<<<<

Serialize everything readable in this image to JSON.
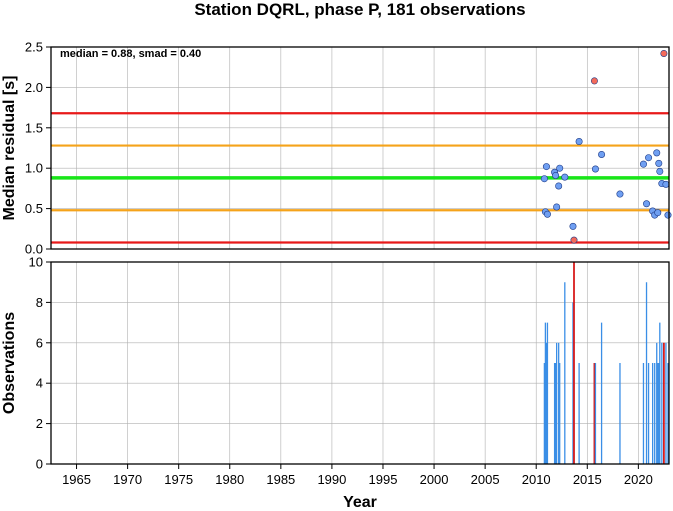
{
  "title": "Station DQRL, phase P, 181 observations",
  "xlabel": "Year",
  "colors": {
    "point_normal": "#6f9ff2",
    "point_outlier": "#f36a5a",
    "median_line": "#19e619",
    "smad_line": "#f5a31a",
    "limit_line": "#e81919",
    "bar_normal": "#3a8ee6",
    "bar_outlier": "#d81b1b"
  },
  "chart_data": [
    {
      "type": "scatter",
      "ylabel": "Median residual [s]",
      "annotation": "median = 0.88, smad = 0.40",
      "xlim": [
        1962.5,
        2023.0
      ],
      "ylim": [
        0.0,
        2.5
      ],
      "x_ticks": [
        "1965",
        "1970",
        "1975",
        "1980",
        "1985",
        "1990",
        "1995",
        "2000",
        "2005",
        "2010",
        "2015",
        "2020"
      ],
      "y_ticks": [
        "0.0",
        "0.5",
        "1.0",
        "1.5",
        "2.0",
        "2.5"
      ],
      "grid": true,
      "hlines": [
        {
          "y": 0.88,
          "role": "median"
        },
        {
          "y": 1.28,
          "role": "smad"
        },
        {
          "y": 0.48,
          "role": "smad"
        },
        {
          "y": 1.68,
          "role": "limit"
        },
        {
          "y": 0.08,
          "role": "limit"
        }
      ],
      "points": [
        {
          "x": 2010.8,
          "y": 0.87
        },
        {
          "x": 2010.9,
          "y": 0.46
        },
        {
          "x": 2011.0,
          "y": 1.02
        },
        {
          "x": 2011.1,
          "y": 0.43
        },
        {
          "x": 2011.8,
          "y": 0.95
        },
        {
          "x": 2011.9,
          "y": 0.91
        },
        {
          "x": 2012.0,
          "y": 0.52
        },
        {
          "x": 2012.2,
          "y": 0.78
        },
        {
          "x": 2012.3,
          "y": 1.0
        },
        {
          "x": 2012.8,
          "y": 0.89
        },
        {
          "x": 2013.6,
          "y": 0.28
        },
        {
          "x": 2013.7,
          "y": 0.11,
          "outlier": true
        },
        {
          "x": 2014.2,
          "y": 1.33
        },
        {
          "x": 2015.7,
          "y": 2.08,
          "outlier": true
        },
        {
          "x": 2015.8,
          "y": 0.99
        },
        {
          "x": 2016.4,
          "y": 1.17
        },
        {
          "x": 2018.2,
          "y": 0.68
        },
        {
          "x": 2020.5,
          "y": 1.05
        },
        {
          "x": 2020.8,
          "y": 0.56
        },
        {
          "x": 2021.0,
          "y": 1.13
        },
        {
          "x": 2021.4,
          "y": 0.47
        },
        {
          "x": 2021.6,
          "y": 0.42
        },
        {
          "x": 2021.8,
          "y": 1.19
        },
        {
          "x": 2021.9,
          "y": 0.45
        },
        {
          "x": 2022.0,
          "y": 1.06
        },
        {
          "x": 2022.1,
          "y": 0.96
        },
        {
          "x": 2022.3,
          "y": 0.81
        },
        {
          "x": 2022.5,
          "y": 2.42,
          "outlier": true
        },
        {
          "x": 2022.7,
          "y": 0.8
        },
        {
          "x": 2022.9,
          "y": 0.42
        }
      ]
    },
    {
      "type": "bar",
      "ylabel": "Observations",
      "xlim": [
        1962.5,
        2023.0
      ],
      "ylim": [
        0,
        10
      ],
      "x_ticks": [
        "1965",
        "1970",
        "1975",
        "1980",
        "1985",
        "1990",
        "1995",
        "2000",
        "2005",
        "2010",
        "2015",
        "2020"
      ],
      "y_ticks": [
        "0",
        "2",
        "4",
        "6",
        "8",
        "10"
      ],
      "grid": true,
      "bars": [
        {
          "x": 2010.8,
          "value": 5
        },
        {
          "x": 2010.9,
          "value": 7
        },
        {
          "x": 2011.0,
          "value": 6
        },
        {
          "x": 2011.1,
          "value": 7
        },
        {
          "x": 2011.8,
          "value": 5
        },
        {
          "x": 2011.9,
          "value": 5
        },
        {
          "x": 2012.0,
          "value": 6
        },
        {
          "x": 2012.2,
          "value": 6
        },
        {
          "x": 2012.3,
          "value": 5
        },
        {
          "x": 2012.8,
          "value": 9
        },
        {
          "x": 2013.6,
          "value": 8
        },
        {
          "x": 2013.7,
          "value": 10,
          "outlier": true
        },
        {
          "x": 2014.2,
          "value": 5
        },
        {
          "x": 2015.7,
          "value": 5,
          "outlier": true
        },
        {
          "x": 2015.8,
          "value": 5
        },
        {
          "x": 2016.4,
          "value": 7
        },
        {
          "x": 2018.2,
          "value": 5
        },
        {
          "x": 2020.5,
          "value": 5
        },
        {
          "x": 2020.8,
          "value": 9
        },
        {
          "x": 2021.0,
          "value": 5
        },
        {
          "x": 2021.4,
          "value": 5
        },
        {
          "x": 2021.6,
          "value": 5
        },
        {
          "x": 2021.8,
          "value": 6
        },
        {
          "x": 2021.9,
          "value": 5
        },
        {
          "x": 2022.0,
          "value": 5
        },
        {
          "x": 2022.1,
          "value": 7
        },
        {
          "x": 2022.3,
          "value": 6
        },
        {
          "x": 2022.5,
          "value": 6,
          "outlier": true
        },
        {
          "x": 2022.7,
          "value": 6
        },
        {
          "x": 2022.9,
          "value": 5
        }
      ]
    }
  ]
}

>>>>

EXERCISE DIRECTIONS:
Where a line in the material contains "ylabel", copy that line.

RESULT FOR THIS EXERCISE:
      "ylabel": "Median residual [s]",
      "ylabel": "Observations",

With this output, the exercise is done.